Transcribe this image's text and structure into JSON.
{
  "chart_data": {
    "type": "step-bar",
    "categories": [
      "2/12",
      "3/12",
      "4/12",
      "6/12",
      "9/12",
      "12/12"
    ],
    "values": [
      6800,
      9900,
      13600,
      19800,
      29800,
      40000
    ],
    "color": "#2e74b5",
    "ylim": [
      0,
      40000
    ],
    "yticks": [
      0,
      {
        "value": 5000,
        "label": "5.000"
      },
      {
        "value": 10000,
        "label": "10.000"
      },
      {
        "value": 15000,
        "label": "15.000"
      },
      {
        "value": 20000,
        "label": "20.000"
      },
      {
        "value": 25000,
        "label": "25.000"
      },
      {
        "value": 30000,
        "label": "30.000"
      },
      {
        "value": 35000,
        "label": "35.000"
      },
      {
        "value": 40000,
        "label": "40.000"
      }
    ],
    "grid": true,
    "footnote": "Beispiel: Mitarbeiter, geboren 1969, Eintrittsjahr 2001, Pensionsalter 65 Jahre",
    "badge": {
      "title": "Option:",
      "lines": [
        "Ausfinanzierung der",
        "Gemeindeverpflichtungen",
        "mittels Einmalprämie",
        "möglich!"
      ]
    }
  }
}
════════════════
Search the data above for the string "label" and copy each line that has it.

Solution:
        "label": "5.000"
        "label": "10.000"
        "label": "15.000"
        "label": "20.000"
        "label": "25.000"
        "label": "30.000"
        "label": "35.000"
        "label": "40.000"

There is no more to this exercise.